* TASK GOAL
Copy out all of the data exactly as it appears.

* RECORDED INFORMATION
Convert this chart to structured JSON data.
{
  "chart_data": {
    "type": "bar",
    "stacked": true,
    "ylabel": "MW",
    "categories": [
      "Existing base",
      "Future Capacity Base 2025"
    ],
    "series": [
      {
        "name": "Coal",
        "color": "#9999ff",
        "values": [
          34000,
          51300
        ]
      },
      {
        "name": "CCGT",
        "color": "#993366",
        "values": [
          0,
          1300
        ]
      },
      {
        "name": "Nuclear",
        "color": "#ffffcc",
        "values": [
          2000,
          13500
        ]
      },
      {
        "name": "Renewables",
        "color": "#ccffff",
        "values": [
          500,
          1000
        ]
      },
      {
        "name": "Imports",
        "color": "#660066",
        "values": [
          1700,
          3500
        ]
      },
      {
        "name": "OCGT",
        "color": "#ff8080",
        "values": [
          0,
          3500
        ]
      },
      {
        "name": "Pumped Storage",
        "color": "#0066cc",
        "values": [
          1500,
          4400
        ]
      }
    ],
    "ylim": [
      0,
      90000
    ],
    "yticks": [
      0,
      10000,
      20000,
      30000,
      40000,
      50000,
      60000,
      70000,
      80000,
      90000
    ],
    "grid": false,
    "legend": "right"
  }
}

* WRITTEN ANSWER
Convert this chart to structured JSON data.
{
  "chart_data": {
    "type": "bar",
    "stacked": true,
    "ylabel": "MW",
    "categories": [
      "Existing base",
      "Future Capacity Base 2025"
    ],
    "series": [
      {
        "name": "Coal",
        "color": "#9999ff",
        "values": [
          34000,
          51300
        ]
      },
      {
        "name": "CCGT",
        "color": "#993366",
        "values": [
          0,
          1300
        ]
      },
      {
        "name": "Nuclear",
        "color": "#ffffcc",
        "values": [
          2000,
          13500
        ]
      },
      {
        "name": "Renewables",
        "color": "#ccffff",
        "values": [
          500,
          1000
        ]
      },
      {
        "name": "Imports",
        "color": "#660066",
        "values": [
          1700,
          3500
        ]
      },
      {
        "name": "OCGT",
        "color": "#ff8080",
        "values": [
          0,
          3500
        ]
      },
      {
        "name": "Pumped Storage",
        "color": "#0066cc",
        "values": [
          1500,
          4400
        ]
      }
    ],
    "ylim": [
      0,
      90000
    ],
    "yticks": [
      0,
      10000,
      20000,
      30000,
      40000,
      50000,
      60000,
      70000,
      80000,
      90000
    ],
    "grid": false,
    "legend": "right"
  }
}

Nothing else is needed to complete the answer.